**Your objective**
Where a line in the listing below contains the word "page", copy that line.

Dataset entries
'''

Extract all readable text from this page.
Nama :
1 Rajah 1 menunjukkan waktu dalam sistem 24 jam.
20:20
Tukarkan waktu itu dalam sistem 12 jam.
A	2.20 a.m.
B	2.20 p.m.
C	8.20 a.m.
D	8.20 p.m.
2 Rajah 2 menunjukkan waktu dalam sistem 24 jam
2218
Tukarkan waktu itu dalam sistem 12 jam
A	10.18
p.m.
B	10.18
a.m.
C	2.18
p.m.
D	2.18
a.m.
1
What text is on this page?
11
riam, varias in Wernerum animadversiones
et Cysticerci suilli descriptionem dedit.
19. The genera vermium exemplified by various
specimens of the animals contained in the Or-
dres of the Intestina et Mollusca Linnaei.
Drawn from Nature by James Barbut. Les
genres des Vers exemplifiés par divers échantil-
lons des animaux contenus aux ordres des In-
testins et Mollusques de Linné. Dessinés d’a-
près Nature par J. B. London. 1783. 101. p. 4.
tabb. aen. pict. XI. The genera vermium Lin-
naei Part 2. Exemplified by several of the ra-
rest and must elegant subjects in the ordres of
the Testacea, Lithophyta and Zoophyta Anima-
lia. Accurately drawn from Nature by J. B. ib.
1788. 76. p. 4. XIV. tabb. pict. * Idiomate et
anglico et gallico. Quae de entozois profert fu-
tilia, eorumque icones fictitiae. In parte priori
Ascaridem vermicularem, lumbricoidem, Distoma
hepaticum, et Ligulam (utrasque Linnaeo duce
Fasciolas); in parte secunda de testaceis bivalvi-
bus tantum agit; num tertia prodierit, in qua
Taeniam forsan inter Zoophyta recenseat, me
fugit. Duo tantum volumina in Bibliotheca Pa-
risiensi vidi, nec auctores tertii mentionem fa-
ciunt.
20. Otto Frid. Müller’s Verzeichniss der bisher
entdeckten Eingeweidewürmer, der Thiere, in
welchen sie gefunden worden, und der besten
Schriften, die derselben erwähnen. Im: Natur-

'''

**Solution**
Extract all readable text from this page.
What text is on this page?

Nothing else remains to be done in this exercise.